# What you will do
From the listing below, copy every line with the word "this".

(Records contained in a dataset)
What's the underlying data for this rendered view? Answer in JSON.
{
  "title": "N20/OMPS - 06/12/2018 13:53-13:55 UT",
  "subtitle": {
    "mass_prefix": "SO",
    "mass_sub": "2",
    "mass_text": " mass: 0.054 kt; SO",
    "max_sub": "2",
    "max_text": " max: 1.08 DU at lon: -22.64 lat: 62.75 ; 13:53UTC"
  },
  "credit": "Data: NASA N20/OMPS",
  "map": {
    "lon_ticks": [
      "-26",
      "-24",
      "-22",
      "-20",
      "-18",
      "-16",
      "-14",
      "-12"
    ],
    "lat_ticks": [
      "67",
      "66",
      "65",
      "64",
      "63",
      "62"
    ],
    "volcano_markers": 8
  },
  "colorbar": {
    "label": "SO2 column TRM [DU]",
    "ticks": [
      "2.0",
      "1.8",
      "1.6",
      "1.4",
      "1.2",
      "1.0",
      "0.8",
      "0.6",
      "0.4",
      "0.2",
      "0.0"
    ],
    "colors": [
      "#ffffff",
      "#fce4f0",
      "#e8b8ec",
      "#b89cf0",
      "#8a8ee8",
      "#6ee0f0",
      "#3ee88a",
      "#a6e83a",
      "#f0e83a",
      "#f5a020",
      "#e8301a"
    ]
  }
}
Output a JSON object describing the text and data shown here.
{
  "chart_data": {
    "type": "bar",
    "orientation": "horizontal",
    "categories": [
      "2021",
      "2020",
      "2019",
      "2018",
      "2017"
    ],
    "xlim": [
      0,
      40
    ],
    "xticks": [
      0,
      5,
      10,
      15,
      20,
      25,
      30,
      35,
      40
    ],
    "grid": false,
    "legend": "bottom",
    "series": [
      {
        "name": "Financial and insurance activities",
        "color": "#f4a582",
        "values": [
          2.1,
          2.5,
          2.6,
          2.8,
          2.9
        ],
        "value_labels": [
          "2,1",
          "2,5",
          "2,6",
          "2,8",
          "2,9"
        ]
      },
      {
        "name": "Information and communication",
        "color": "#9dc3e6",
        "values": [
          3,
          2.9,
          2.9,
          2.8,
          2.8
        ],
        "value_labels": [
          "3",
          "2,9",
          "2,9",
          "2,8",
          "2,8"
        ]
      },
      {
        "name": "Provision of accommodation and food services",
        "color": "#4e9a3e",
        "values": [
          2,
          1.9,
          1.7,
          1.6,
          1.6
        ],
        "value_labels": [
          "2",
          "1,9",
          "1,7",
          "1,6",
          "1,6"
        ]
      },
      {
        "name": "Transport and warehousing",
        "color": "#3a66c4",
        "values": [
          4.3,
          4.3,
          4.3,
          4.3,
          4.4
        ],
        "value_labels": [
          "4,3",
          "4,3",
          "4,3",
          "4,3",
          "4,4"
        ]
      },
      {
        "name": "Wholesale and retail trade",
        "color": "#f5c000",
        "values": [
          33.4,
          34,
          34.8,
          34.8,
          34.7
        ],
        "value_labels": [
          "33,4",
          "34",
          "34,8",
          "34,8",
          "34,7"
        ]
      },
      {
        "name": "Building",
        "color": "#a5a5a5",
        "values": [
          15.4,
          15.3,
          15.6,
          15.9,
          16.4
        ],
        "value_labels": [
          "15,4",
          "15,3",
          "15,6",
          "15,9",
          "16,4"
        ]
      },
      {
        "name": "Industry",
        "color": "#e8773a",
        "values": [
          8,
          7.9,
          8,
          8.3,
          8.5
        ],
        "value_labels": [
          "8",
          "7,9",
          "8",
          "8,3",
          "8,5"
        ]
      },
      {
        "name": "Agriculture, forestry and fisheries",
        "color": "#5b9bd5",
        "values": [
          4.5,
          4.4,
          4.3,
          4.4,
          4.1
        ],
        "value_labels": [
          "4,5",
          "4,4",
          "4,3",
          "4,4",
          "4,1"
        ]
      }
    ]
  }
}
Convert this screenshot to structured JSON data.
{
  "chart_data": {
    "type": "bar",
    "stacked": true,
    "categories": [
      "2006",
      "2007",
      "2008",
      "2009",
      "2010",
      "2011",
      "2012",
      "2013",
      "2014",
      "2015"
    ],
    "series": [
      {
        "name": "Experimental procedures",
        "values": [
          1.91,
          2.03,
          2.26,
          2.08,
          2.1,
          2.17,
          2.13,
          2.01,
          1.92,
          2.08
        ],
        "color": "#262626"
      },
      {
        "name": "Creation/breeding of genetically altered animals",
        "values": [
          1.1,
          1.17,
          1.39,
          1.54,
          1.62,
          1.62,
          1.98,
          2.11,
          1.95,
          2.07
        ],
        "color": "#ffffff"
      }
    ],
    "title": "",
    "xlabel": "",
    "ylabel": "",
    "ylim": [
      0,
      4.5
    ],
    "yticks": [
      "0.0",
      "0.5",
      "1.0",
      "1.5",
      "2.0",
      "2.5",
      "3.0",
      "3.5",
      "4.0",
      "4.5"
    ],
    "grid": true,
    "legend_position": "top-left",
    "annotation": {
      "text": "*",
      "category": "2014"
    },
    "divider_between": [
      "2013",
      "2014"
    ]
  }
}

# Exercise solution
What's the underlying data for this rendered view? Answer in JSON.
Convert this screenshot to structured JSON data.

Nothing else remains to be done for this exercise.